Items from a dataset
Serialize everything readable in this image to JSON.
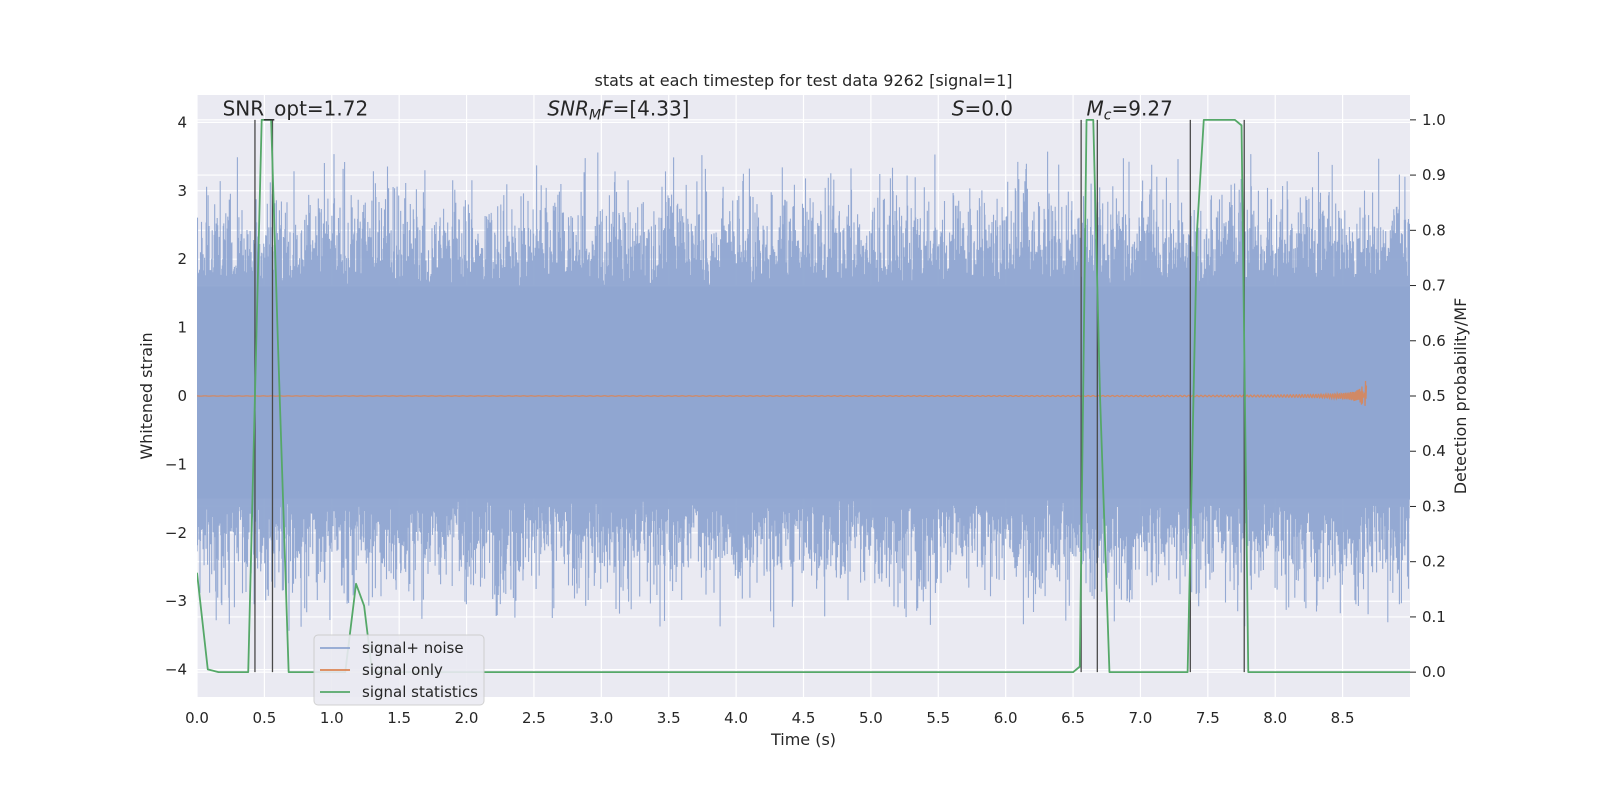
{
  "chart_data": {
    "type": "line",
    "title": "stats at each timestep for test data 9262 [signal=1]",
    "xlabel": "Time (s)",
    "ylabel_left": "Whitened strain",
    "ylabel_right": "Detection probability/MF",
    "xlim": [
      0.0,
      9.0
    ],
    "ylim_left": [
      -4.4,
      4.4
    ],
    "ylim_right": [
      -0.045,
      1.045
    ],
    "x_ticks": [
      0.0,
      0.5,
      1.0,
      1.5,
      2.0,
      2.5,
      3.0,
      3.5,
      4.0,
      4.5,
      5.0,
      5.5,
      6.0,
      6.5,
      7.0,
      7.5,
      8.0,
      8.5
    ],
    "x_tick_labels": [
      "0.0",
      "0.5",
      "1.0",
      "1.5",
      "2.0",
      "2.5",
      "3.0",
      "3.5",
      "4.0",
      "4.5",
      "5.0",
      "5.5",
      "6.0",
      "6.5",
      "7.0",
      "7.5",
      "8.0",
      "8.5"
    ],
    "y_ticks_left": [
      -4,
      -3,
      -2,
      -1,
      0,
      1,
      2,
      3,
      4
    ],
    "y_tick_labels_left": [
      "−4",
      "−3",
      "−2",
      "−1",
      "0",
      "1",
      "2",
      "3",
      "4"
    ],
    "y_ticks_right": [
      0.0,
      0.1,
      0.2,
      0.3,
      0.4,
      0.5,
      0.6,
      0.7,
      0.8,
      0.9,
      1.0
    ],
    "y_tick_labels_right": [
      "0.0",
      "0.1",
      "0.2",
      "0.3",
      "0.4",
      "0.5",
      "0.6",
      "0.7",
      "0.8",
      "0.9",
      "1.0"
    ],
    "grid": true,
    "legend_position": "lower-left",
    "annotations": [
      {
        "label": "SNR_opt=1.72",
        "x": 0.19,
        "y": 4.1
      },
      {
        "label": "SNR_MF=[4.33]",
        "x": 2.6,
        "y": 4.1
      },
      {
        "label": "S=0.0",
        "x": 5.6,
        "y": 4.1
      },
      {
        "label": "M_c=9.27",
        "x": 6.6,
        "y": 4.1
      }
    ],
    "series": [
      {
        "name": "signal+ noise",
        "axis": "left",
        "color": "#8fa5d1",
        "style": "dense-noise",
        "noise_envelope": {
          "core_upper": 1.6,
          "core_lower": -1.5,
          "peak_max": 3.6,
          "peak_min": -3.4
        }
      },
      {
        "name": "signal only",
        "axis": "left",
        "color": "#dd8452",
        "style": "chirp",
        "chirp": {
          "start_x": 0.0,
          "merger_x": 8.68,
          "max_amplitude": 0.22
        }
      },
      {
        "name": "signal statistics",
        "axis": "right",
        "color": "#55a868",
        "x": [
          0.0,
          0.08,
          0.16,
          0.38,
          0.43,
          0.48,
          0.55,
          0.6,
          0.68,
          1.1,
          1.18,
          1.24,
          1.3,
          6.5,
          6.55,
          6.6,
          6.65,
          6.7,
          6.77,
          7.35,
          7.42,
          7.47,
          7.7,
          7.75,
          7.8,
          9.0
        ],
        "y": [
          0.18,
          0.005,
          0.0,
          0.0,
          0.5,
          1.0,
          1.0,
          0.6,
          0.0,
          0.0,
          0.16,
          0.12,
          0.0,
          0.0,
          0.01,
          1.0,
          1.0,
          0.5,
          0.0,
          0.0,
          0.8,
          1.0,
          1.0,
          0.99,
          0.0,
          0.0
        ]
      }
    ],
    "vertical_markers": {
      "color": "#4a4a4a",
      "axis": "right",
      "from": 0.0,
      "to": 1.0,
      "x": [
        0.43,
        0.56,
        6.56,
        6.68,
        7.37,
        7.77
      ]
    }
  }
}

**STATED GOAL**. Gather each line from the listing above that holds "signal".

**TASK RESULT**.
    "title": "stats at each timestep for test data 9262 [signal=1]",
        "name": "signal+ noise",
        "name": "signal only",
        "name": "signal statistics",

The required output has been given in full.